→ **TASK BRIEF**: Each line of the material below that holds the word "page" needs to be copied.

[Data records]
========

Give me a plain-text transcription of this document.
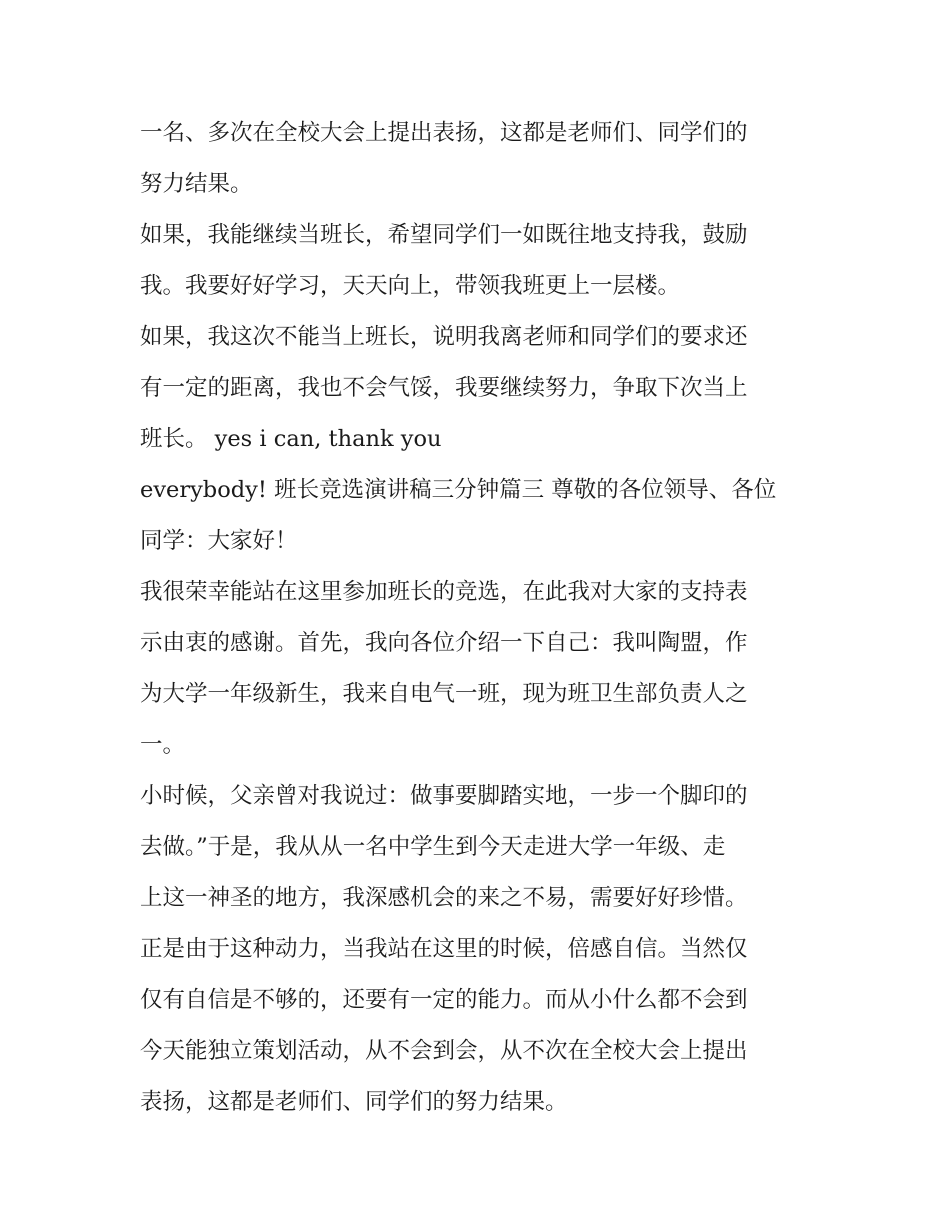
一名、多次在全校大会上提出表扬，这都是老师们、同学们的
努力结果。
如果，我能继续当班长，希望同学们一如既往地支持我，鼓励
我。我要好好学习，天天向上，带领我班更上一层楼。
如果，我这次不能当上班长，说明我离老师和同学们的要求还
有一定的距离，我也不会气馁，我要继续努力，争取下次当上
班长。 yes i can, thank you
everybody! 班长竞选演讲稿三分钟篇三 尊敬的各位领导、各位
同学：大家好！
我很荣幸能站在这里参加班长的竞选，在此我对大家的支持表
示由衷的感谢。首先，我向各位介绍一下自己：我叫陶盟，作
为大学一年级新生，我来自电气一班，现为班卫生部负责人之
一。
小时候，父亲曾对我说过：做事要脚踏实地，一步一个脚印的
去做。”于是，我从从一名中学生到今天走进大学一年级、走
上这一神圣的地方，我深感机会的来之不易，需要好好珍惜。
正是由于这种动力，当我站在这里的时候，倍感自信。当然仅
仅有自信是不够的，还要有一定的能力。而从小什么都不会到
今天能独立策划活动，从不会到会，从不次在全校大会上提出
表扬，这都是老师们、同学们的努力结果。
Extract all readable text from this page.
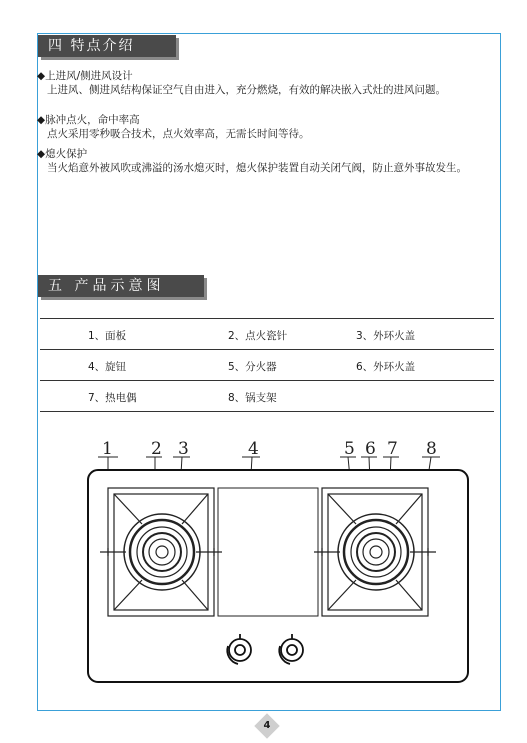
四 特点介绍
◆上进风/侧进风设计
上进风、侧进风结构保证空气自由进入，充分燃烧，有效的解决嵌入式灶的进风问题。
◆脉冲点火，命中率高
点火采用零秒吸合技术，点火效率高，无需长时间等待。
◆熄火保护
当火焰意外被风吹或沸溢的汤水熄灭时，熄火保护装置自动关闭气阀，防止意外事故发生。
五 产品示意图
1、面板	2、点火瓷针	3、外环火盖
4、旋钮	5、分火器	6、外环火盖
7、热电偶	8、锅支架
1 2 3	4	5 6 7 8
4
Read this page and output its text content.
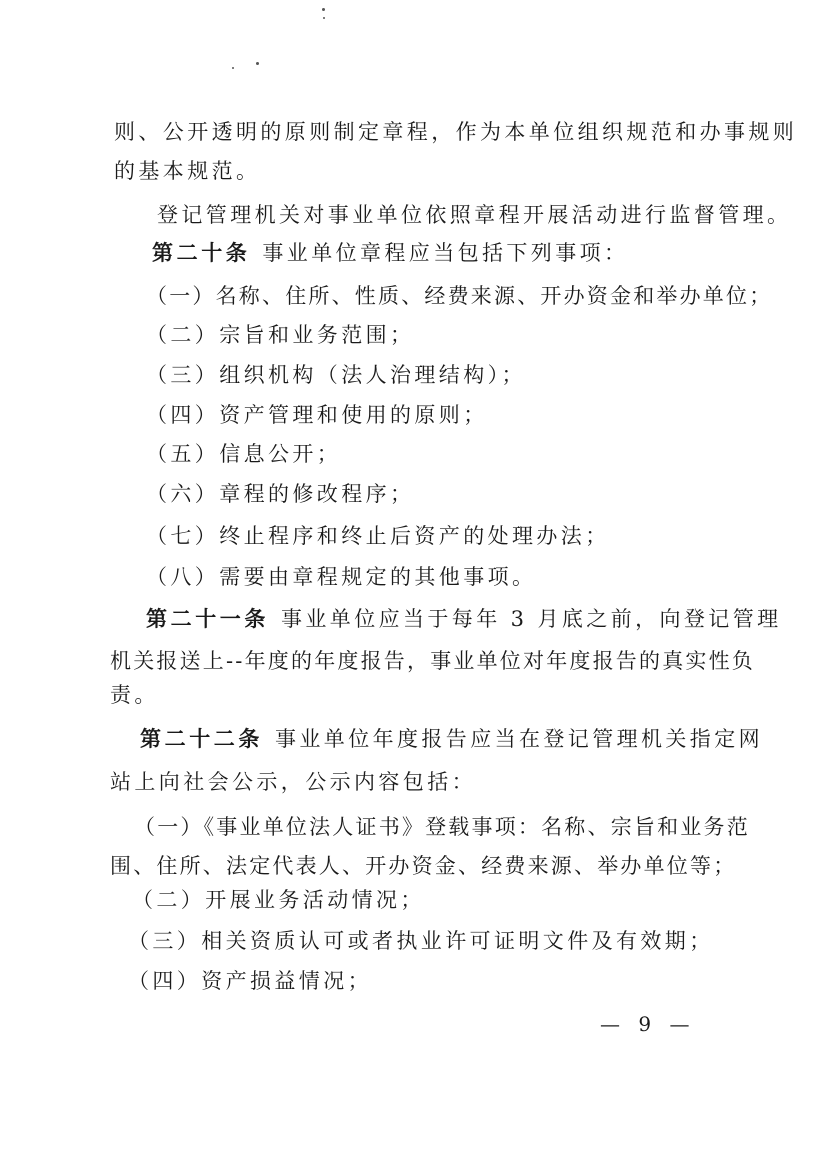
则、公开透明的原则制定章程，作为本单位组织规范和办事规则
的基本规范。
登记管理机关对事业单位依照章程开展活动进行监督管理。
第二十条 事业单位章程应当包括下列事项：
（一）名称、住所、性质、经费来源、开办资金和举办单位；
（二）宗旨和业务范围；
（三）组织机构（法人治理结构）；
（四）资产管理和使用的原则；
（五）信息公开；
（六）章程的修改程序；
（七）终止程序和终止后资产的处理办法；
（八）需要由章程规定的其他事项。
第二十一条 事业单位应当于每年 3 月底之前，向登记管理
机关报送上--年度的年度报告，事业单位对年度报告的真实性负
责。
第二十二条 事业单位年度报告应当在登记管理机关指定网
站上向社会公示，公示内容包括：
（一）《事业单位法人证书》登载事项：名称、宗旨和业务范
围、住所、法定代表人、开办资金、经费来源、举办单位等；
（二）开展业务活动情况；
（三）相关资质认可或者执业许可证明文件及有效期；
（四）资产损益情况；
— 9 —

========

→ **EXERCISE RESULT**:
Extract all readable text from this page.
Read this page and output its text content.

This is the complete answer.